**Set problem**
Sift the material for lines containing "owner", and return them.
## Begin Records to process
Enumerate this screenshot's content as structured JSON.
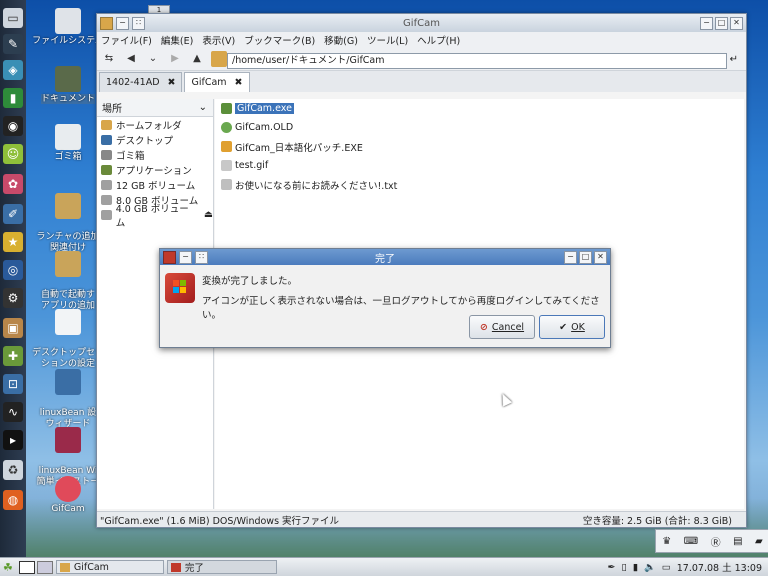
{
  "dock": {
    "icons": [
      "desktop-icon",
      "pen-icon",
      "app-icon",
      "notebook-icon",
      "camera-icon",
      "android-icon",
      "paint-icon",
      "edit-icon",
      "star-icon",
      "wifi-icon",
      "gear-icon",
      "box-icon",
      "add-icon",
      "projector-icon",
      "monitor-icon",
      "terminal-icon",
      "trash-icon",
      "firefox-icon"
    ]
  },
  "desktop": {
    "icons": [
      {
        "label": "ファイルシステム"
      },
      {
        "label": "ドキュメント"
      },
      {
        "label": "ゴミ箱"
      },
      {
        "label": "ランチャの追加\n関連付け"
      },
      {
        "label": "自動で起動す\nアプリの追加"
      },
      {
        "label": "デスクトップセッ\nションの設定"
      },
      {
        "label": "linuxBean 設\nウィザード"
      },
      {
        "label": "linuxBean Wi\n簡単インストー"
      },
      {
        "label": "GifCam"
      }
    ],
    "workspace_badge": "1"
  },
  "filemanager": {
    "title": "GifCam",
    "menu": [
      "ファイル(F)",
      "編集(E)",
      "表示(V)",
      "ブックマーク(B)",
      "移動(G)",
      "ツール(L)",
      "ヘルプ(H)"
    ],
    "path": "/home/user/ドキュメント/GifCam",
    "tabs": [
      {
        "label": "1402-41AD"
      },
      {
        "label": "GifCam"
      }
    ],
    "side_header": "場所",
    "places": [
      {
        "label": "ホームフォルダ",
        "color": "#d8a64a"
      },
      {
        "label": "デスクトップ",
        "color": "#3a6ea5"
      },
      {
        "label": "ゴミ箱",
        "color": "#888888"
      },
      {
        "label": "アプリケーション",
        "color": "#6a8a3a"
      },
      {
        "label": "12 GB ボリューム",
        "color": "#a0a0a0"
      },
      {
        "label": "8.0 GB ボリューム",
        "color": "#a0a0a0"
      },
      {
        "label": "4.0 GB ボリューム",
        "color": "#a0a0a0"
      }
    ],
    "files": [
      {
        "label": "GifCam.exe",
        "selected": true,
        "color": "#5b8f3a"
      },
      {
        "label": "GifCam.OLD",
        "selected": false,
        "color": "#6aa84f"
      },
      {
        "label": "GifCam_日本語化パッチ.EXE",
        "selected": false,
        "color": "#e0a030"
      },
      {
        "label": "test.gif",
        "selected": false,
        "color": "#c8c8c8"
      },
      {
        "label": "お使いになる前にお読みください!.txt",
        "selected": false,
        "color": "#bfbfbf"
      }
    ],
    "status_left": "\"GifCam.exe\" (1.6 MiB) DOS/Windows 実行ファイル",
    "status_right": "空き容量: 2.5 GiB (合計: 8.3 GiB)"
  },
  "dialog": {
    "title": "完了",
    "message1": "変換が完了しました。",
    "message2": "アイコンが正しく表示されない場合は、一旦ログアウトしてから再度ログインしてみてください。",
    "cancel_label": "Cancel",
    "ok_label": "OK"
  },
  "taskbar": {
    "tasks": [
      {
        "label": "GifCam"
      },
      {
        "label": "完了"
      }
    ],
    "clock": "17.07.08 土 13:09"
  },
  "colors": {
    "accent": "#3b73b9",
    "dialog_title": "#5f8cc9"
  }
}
## End Records to process
## Begin Records to process
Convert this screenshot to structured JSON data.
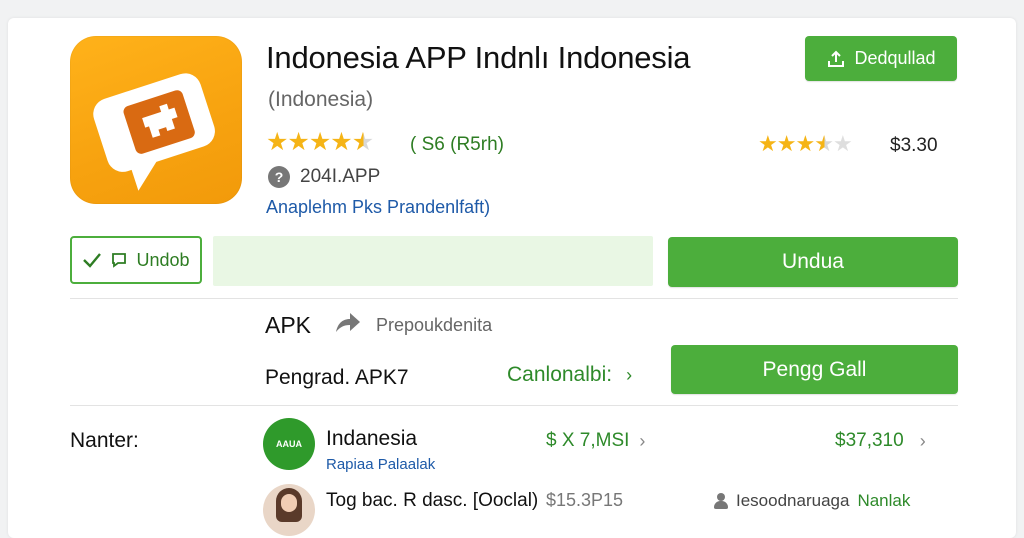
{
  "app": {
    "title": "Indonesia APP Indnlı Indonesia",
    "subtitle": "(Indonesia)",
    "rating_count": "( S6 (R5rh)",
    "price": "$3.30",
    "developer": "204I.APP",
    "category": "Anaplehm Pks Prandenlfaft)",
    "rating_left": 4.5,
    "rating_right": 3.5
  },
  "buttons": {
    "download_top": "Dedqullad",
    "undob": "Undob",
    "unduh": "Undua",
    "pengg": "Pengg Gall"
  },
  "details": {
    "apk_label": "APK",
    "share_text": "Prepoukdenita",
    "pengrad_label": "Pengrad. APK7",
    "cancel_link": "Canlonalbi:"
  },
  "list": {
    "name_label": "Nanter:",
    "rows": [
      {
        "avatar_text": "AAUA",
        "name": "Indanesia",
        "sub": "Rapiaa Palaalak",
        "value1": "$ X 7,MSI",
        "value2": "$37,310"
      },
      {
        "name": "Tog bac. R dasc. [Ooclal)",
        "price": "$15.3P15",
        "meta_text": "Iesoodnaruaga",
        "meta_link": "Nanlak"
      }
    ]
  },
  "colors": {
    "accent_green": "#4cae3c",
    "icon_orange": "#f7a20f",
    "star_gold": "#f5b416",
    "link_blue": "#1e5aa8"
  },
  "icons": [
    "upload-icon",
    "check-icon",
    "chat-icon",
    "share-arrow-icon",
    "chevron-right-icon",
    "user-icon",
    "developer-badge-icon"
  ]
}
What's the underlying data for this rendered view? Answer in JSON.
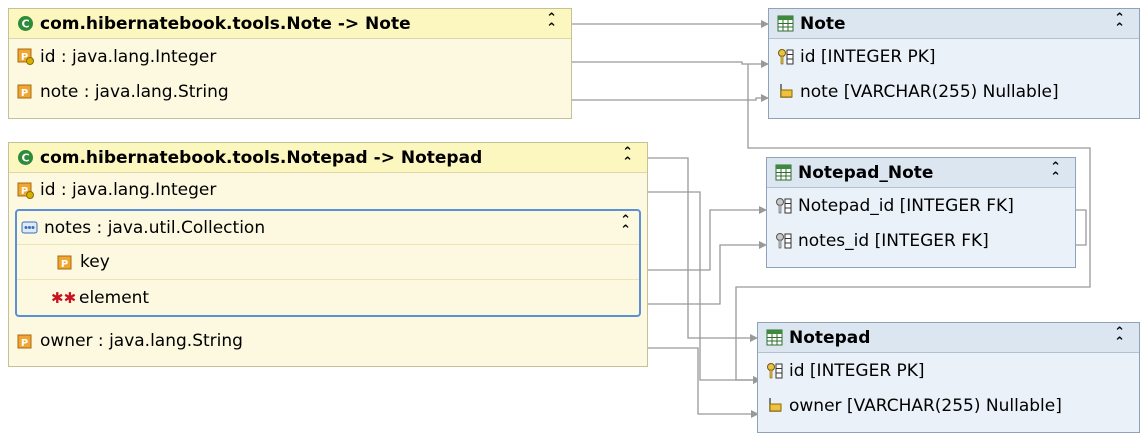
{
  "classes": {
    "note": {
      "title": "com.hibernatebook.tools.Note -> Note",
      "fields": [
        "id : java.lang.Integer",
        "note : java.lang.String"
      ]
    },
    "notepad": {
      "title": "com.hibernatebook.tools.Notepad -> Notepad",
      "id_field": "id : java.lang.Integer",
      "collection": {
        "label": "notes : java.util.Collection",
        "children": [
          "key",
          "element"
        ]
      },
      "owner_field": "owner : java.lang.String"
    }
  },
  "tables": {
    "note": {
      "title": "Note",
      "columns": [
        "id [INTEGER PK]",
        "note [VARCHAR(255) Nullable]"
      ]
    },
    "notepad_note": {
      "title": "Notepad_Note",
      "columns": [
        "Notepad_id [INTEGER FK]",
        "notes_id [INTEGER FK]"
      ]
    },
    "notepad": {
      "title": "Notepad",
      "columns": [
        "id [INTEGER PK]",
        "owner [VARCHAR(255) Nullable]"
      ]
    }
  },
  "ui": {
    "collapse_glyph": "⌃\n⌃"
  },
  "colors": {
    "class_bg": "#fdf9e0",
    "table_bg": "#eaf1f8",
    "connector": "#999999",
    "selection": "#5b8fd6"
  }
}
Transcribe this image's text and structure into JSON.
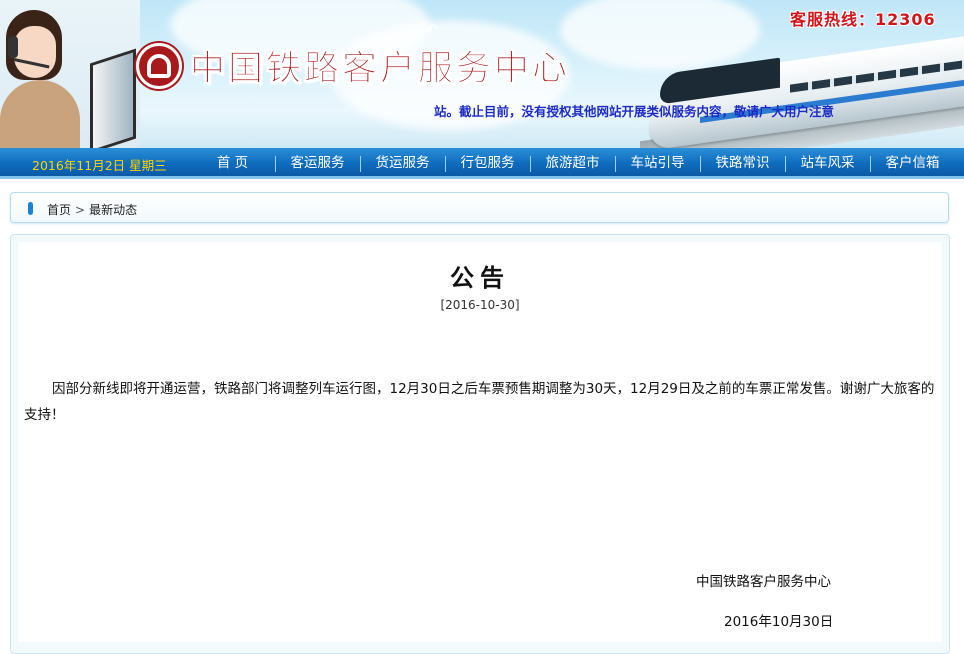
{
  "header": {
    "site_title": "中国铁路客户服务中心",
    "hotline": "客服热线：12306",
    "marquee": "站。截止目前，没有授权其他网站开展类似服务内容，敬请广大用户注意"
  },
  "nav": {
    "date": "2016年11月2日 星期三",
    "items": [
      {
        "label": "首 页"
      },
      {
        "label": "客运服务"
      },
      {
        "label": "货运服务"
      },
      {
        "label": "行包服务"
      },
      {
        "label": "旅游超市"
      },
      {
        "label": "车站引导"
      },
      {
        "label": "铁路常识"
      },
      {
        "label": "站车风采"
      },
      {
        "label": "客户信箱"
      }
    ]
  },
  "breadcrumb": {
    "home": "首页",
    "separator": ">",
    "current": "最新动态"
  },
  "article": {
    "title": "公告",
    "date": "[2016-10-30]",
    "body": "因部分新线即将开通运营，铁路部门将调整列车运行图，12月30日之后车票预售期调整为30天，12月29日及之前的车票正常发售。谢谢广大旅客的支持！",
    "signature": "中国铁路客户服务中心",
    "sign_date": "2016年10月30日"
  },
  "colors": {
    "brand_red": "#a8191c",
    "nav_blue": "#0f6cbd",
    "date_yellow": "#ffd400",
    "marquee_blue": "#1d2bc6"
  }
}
## End Records to process
**Exercise solution**
      "owner_field": "owner : java.lang.String"
        "owner [VARCHAR(255) Nullable]"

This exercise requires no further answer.